Answer with the number of lines in the listing below that contain the word "DOOR", and nothing else.
+++ Extracted entries +++
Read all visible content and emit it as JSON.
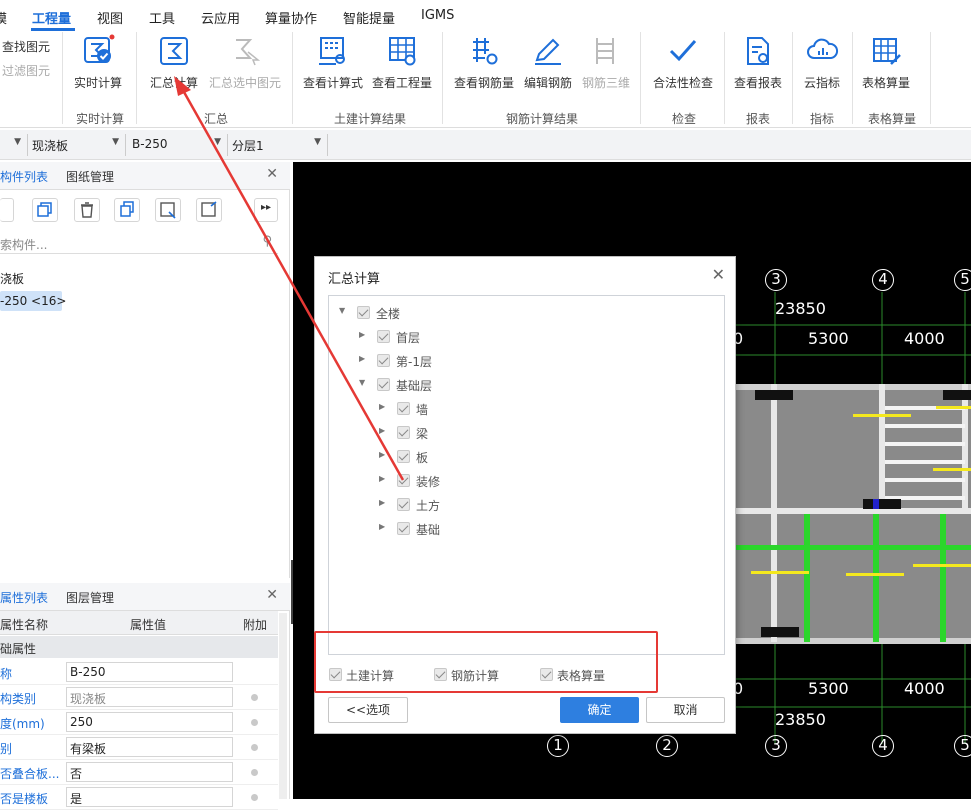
{
  "menubar": {
    "items": [
      "模",
      "工程量",
      "视图",
      "工具",
      "云应用",
      "算量协作",
      "智能提量",
      "IGMS"
    ],
    "active": "工程量"
  },
  "ribbon": {
    "find_items": [
      "查找图元",
      "过滤图元"
    ],
    "buttons": {
      "realtime": "实时计算",
      "summary_calc": "汇总计算",
      "summary_selected": "汇总选中图元",
      "view_formula": "查看计算式",
      "view_quantity": "查看工程量",
      "view_rebar_qty": "查看钢筋量",
      "edit_rebar": "编辑钢筋",
      "rebar_3d": "钢筋三维",
      "legality_check": "合法性检查",
      "view_report": "查看报表",
      "cloud_index": "云指标",
      "table_quantity": "表格算量"
    },
    "groups": {
      "realtime": "实时计算",
      "summary": "汇总",
      "civil_result": "土建计算结果",
      "rebar_result": "钢筋计算结果",
      "check": "检查",
      "report": "报表",
      "index": "指标",
      "table": "表格算量"
    }
  },
  "selectors": [
    "现浇板",
    "B-250",
    "分层1"
  ],
  "left_top": {
    "tabs": [
      "构件列表",
      "图纸管理"
    ],
    "search_placeholder": "索构件...",
    "tree": [
      "浇板",
      "-250 <16>"
    ]
  },
  "left_bottom": {
    "tabs": [
      "属性列表",
      "图层管理"
    ],
    "headers": [
      "属性名称",
      "属性值",
      "附加"
    ],
    "section": "础属性",
    "rows": [
      {
        "name": "称",
        "value": "B-250",
        "readonly": false,
        "dot": false
      },
      {
        "name": "构类别",
        "value": "现浇板",
        "readonly": true,
        "dot": true
      },
      {
        "name": "度(mm)",
        "value": "250",
        "readonly": false,
        "dot": true
      },
      {
        "name": "别",
        "value": "有梁板",
        "readonly": false,
        "dot": true
      },
      {
        "name": "否叠合板...",
        "value": "否",
        "readonly": false,
        "dot": true
      },
      {
        "name": "否是楼板",
        "value": "是",
        "readonly": false,
        "dot": true
      }
    ]
  },
  "canvas": {
    "top_labels": {
      "axis3": "3",
      "axis4": "4",
      "axis5": "5",
      "total": "23850",
      "span1": "5300",
      "span2": "4000",
      "partial": "0"
    },
    "bottom_labels": {
      "axis1": "1",
      "axis2": "2",
      "axis3": "3",
      "axis4": "4",
      "axis5": "5",
      "total": "23850",
      "span1": "5300",
      "span2": "4000",
      "partial": "0"
    }
  },
  "dialog": {
    "title": "汇总计算",
    "tree": [
      {
        "label": "全楼",
        "level": 0,
        "expanded": true
      },
      {
        "label": "首层",
        "level": 1,
        "expanded": false
      },
      {
        "label": "第-1层",
        "level": 1,
        "expanded": false
      },
      {
        "label": "基础层",
        "level": 1,
        "expanded": true
      },
      {
        "label": "墙",
        "level": 2,
        "expanded": false
      },
      {
        "label": "梁",
        "level": 2,
        "expanded": false
      },
      {
        "label": "板",
        "level": 2,
        "expanded": false
      },
      {
        "label": "装修",
        "level": 2,
        "expanded": false
      },
      {
        "label": "土方",
        "level": 2,
        "expanded": false
      },
      {
        "label": "基础",
        "level": 2,
        "expanded": false
      }
    ],
    "checkboxes": [
      "土建计算",
      "钢筋计算",
      "表格算量"
    ],
    "buttons": {
      "options": "<<选项",
      "ok": "确定",
      "cancel": "取消"
    }
  },
  "colors": {
    "accent": "#1e6fd9",
    "annotation": "#e53935",
    "primary_button": "#2e7fe0"
  }
}
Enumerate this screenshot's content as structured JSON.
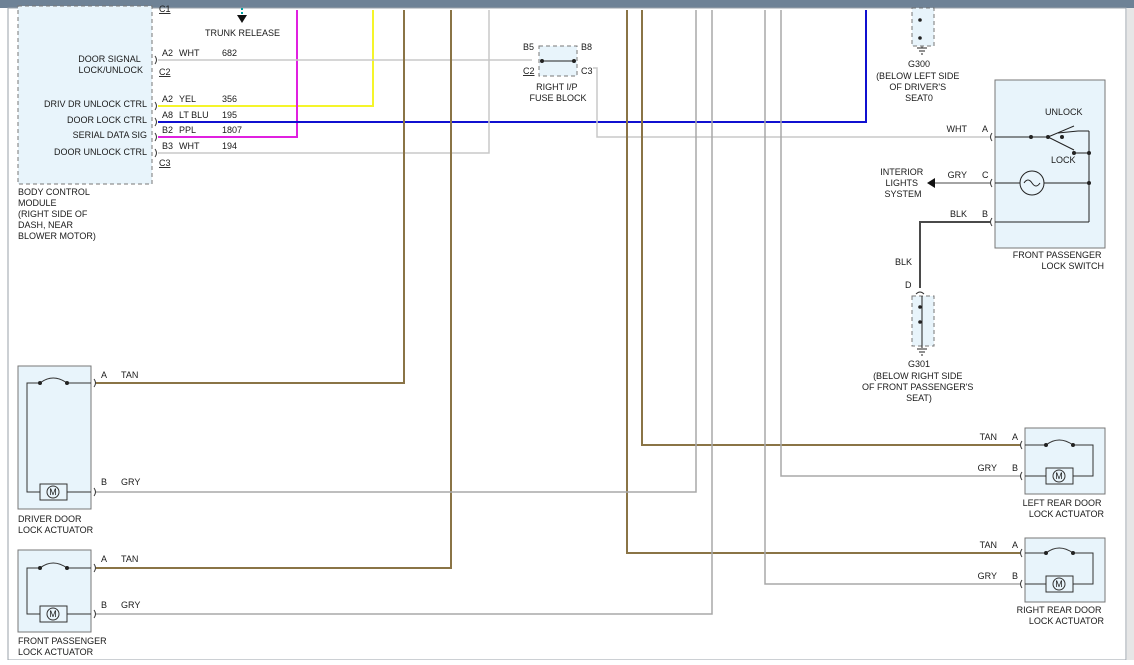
{
  "colors": {
    "tan": "#8a7446",
    "white": "#c8c8c8",
    "gray": "#a8a8a8",
    "yellow": "#f5f52a",
    "blue": "#1010d0",
    "pink": "#e020e0",
    "black": "#4a4a4a",
    "component_fill": "#e8f4fb",
    "top_bar": "#6e8296"
  },
  "bcm": {
    "connector_top": "C1",
    "signal_label": "DOOR SIGNAL\nLOCK/UNLOCK",
    "signal_pin": "A2",
    "signal_color": "WHT",
    "signal_circuit": "682",
    "connector_mid": "C2",
    "pins": [
      {
        "label": "DRIV DR UNLOCK CTRL",
        "pin": "A2",
        "color": "YEL",
        "circuit": "356"
      },
      {
        "label": "DOOR LOCK CTRL",
        "pin": "A8",
        "color": "LT BLU",
        "circuit": "195"
      },
      {
        "label": "SERIAL DATA SIG",
        "pin": "B2",
        "color": "PPL",
        "circuit": "1807"
      },
      {
        "label": "DOOR UNLOCK CTRL",
        "pin": "B3",
        "color": "WHT",
        "circuit": "194"
      }
    ],
    "connector_bottom": "C3",
    "name": "BODY CONTROL\nMODULE\n(RIGHT SIDE OF\nDASH, NEAR\nBLOWER MOTOR)"
  },
  "trunk_release": "TRUNK RELEASE",
  "fuse_block": {
    "pins": [
      "B5",
      "B8",
      "C2",
      "C3"
    ],
    "name": "RIGHT I/P\nFUSE BLOCK"
  },
  "g300": {
    "id": "G300",
    "location": "(BELOW LEFT SIDE\nOF DRIVER'S\nSEAT0"
  },
  "lock_switch": {
    "pin_a": "A",
    "pin_a_color": "WHT",
    "pin_c": "C",
    "pin_c_color": "GRY",
    "pin_b": "B",
    "pin_b_color": "BLK",
    "unlock": "UNLOCK",
    "lock": "LOCK",
    "name": "FRONT PASSENGER\nLOCK SWITCH"
  },
  "interior_lights": "INTERIOR\nLIGHTS\nSYSTEM",
  "g301": {
    "wire_color": "BLK",
    "pin": "D",
    "id": "G301",
    "location": "(BELOW RIGHT SIDE\nOF FRONT PASSENGER'S\nSEAT)"
  },
  "actuators": [
    {
      "key": "driver",
      "name": "DRIVER DOOR\nLOCK ACTUATOR",
      "pin_a": "A",
      "color_a": "TAN",
      "pin_b": "B",
      "color_b": "GRY"
    },
    {
      "key": "front_pass",
      "name": "FRONT PASSENGER\nLOCK ACTUATOR",
      "pin_a": "A",
      "color_a": "TAN",
      "pin_b": "B",
      "color_b": "GRY"
    },
    {
      "key": "left_rear",
      "name": "LEFT REAR DOOR\nLOCK ACTUATOR",
      "pin_a": "A",
      "color_a": "TAN",
      "pin_b": "B",
      "color_b": "GRY"
    },
    {
      "key": "right_rear",
      "name": "RIGHT REAR DOOR\nLOCK ACTUATOR",
      "pin_a": "A",
      "color_a": "TAN",
      "pin_b": "B",
      "color_b": "GRY"
    }
  ],
  "motor_symbol": "M"
}
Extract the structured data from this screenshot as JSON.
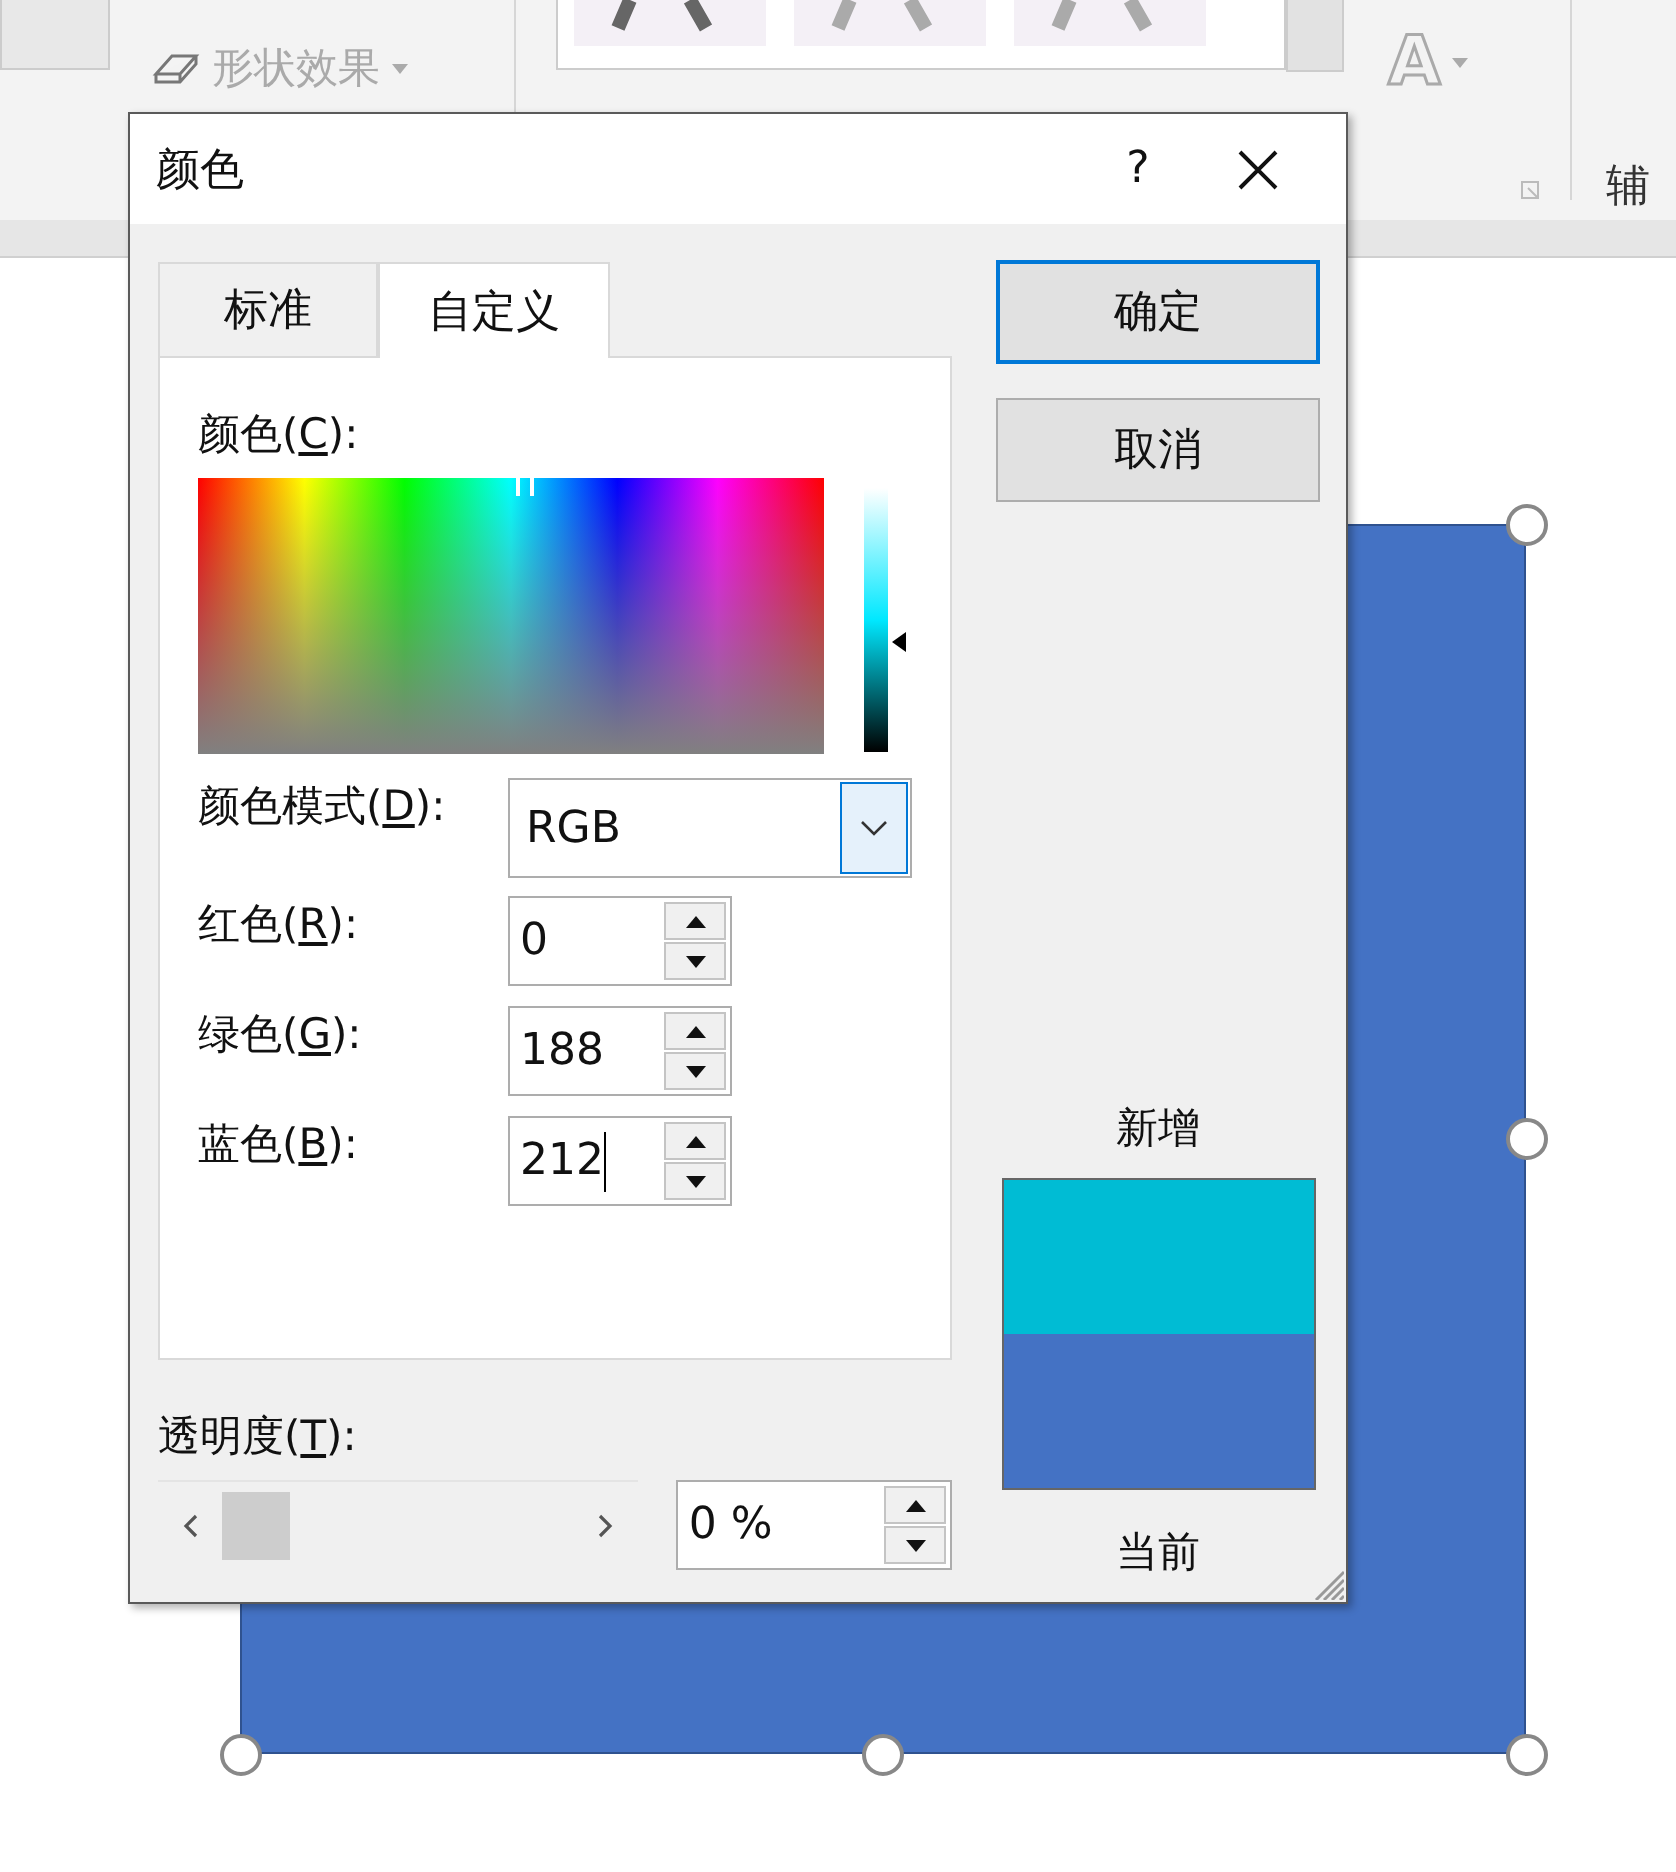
{
  "ribbon": {
    "effects_label": "形状效果",
    "wordart_glyph": "A",
    "group_label": "辅"
  },
  "slide": {
    "shape_selected": true
  },
  "dialog": {
    "title": "颜色",
    "help": "?",
    "tabs": [
      {
        "label": "标准",
        "selected": false
      },
      {
        "label": "自定义",
        "selected": true
      }
    ],
    "picker": {
      "label": {
        "pre": "颜色(",
        "key": "C",
        "post": "):"
      },
      "lightness": {
        "level": 0.42
      }
    },
    "mode": {
      "label": {
        "pre": "颜色模式(",
        "key": "D",
        "post": "):"
      },
      "value": "RGB"
    },
    "channels": [
      {
        "label": {
          "pre": "红色(",
          "key": "R",
          "post": "):"
        },
        "value": "0",
        "focused": false
      },
      {
        "label": {
          "pre": "绿色(",
          "key": "G",
          "post": "):"
        },
        "value": "188",
        "focused": false
      },
      {
        "label": {
          "pre": "蓝色(",
          "key": "B",
          "post": "):"
        },
        "value": "212",
        "focused": true
      }
    ],
    "transparency": {
      "label": {
        "pre": "透明度(",
        "key": "T",
        "post": "):"
      },
      "value": "0 %"
    },
    "buttons": [
      {
        "label": "确定",
        "default": true
      },
      {
        "label": "取消",
        "default": false
      }
    ],
    "preview": {
      "new_label": "新增",
      "current_label": "当前",
      "swatches": [
        {
          "color": "#00bcd4"
        },
        {
          "color": "#4472c4"
        }
      ]
    }
  }
}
+++
* Output of the exercise: 6